§ Problem details
From the records below, give the number of lines that contain the string "Work", without any other text.

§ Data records
§
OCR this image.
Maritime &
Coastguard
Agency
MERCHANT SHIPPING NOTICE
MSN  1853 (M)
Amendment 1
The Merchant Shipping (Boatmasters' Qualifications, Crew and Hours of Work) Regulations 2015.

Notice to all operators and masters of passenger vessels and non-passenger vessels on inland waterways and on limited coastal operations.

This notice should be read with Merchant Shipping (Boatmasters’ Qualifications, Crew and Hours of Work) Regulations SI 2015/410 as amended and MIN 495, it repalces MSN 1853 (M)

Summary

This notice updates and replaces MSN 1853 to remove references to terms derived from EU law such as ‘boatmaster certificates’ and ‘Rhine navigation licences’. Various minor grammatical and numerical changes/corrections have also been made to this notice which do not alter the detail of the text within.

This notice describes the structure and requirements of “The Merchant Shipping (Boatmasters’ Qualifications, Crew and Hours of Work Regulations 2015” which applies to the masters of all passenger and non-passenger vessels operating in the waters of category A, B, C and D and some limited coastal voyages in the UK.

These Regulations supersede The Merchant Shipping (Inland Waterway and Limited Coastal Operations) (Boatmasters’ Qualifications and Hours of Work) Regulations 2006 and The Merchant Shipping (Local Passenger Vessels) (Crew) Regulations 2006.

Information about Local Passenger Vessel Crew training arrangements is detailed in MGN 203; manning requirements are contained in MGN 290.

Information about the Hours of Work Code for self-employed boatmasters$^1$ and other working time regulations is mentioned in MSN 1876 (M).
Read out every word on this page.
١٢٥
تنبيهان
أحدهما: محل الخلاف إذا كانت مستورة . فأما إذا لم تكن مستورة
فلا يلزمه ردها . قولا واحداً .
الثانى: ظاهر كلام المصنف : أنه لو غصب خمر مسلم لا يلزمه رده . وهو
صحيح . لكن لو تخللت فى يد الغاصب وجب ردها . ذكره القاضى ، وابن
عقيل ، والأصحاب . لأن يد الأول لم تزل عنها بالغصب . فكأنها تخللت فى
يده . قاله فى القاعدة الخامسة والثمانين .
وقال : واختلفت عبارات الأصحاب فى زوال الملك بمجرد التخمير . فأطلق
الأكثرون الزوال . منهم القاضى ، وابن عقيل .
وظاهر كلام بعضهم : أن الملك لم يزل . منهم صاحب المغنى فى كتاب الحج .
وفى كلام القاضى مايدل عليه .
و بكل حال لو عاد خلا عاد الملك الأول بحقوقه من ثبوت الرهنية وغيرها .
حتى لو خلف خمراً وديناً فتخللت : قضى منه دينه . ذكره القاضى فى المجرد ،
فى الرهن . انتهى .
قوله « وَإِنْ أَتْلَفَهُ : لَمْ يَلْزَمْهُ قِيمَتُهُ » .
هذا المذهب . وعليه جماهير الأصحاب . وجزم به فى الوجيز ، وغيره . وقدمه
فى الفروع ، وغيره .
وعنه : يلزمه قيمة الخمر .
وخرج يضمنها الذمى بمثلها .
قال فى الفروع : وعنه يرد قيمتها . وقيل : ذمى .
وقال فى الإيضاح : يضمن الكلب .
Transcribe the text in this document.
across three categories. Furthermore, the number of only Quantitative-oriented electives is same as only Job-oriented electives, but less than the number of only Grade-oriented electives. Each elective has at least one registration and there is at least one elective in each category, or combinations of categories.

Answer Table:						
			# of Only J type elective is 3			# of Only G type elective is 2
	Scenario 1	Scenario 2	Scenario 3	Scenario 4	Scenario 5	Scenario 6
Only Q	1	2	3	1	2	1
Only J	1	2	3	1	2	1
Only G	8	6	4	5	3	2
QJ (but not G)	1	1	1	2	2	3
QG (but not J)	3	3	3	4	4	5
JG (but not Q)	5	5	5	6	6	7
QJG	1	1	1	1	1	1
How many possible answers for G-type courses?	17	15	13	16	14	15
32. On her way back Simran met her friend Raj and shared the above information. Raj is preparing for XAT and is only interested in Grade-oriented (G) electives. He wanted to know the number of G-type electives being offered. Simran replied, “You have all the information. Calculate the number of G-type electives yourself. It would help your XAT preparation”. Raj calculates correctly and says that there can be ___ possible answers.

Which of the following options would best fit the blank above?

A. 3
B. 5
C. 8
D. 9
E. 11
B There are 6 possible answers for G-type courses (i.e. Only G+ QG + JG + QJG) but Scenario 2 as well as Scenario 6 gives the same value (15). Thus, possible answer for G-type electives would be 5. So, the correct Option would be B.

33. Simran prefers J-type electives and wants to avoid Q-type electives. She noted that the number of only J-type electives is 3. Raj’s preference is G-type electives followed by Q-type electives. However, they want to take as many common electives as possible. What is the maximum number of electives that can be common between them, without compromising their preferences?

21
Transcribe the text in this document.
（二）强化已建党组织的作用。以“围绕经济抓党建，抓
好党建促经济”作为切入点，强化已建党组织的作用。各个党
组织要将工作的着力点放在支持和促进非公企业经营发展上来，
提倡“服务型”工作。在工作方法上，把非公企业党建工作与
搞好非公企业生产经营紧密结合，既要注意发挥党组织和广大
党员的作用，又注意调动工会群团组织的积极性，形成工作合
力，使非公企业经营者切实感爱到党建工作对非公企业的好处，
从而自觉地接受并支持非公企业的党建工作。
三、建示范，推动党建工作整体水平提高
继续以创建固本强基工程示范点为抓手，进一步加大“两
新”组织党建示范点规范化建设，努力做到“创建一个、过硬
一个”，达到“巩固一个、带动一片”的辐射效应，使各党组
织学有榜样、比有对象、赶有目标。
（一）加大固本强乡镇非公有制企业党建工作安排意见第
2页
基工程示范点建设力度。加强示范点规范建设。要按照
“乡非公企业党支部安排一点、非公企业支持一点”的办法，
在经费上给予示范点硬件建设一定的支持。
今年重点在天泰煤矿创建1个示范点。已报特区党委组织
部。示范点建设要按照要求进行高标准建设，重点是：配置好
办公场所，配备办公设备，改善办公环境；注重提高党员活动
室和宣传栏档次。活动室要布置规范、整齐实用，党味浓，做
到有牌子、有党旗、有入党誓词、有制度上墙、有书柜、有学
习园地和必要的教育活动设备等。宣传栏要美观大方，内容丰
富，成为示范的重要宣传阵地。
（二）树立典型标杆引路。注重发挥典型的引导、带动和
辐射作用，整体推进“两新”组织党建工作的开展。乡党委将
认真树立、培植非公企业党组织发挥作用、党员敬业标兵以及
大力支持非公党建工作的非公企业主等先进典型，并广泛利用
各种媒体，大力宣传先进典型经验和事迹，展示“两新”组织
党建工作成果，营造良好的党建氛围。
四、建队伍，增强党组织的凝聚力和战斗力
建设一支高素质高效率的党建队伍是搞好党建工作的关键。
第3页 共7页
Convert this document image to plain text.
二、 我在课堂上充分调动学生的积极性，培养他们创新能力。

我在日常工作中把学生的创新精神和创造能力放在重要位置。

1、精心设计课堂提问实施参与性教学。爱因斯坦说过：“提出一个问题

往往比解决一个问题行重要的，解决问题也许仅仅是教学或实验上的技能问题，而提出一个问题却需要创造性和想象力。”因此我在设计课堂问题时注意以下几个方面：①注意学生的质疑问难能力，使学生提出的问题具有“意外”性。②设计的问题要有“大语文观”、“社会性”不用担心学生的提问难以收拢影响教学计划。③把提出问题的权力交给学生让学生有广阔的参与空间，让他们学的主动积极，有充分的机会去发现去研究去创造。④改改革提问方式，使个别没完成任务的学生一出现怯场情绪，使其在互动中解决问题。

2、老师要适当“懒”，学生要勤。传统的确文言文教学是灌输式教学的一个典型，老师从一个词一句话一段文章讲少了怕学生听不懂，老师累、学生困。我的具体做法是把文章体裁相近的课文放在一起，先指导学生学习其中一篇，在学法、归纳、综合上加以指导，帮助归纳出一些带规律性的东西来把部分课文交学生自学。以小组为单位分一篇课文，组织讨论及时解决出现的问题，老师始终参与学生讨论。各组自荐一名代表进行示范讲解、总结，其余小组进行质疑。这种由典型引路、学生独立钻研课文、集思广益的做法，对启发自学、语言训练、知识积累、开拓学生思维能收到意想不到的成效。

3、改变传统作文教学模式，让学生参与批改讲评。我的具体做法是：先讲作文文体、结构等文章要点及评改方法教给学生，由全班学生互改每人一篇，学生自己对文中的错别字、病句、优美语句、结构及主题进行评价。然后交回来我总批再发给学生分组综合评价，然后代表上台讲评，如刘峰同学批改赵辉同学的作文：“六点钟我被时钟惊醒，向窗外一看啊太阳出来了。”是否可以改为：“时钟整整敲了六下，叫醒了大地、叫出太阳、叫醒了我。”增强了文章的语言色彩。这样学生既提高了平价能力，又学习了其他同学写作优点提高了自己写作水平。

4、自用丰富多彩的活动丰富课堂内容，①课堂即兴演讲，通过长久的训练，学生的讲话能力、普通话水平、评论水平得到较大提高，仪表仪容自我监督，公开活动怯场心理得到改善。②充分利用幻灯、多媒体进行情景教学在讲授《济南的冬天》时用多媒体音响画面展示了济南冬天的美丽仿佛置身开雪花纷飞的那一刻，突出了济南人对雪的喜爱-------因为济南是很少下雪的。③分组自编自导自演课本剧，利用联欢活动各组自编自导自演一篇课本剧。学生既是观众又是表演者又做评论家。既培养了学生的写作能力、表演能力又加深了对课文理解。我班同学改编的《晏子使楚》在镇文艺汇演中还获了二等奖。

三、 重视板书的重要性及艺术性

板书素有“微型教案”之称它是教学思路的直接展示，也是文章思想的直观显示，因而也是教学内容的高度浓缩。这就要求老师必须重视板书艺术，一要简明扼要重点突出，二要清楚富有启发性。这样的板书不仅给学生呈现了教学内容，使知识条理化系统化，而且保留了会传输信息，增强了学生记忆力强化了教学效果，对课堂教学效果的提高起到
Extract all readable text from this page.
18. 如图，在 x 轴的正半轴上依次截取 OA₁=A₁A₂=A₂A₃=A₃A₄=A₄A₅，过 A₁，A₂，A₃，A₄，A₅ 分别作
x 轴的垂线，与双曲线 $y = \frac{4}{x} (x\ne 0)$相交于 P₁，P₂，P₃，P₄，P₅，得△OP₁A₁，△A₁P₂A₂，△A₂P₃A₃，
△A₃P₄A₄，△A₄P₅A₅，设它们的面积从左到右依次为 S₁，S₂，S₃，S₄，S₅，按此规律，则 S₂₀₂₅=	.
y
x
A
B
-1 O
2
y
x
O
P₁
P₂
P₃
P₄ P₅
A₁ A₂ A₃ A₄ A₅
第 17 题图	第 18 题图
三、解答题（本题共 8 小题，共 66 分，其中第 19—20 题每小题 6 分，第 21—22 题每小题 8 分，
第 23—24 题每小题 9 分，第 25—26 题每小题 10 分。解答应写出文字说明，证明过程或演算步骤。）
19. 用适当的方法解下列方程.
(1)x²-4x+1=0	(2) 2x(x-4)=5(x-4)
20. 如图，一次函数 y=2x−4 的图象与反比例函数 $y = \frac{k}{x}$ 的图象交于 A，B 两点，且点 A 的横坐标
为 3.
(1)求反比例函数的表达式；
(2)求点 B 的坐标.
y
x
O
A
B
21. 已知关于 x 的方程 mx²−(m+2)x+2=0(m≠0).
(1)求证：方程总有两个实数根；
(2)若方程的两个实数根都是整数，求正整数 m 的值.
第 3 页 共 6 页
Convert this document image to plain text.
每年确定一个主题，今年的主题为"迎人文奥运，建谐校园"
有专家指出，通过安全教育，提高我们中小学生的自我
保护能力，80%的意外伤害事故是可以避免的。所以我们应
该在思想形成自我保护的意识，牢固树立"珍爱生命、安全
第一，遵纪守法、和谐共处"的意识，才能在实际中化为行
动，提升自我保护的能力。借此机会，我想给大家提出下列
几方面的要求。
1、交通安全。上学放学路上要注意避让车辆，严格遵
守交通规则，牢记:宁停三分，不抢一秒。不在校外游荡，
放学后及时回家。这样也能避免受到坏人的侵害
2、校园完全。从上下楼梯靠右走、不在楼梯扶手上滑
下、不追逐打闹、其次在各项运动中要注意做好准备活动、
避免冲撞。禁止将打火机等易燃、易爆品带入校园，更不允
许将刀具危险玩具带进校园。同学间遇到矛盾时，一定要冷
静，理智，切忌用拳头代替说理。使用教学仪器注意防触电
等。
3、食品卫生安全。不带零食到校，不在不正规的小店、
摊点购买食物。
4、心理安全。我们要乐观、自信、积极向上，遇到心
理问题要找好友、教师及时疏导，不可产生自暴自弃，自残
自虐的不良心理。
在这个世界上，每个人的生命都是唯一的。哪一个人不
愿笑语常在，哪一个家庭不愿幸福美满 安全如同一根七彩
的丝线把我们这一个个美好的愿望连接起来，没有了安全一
§
§ Right answer
5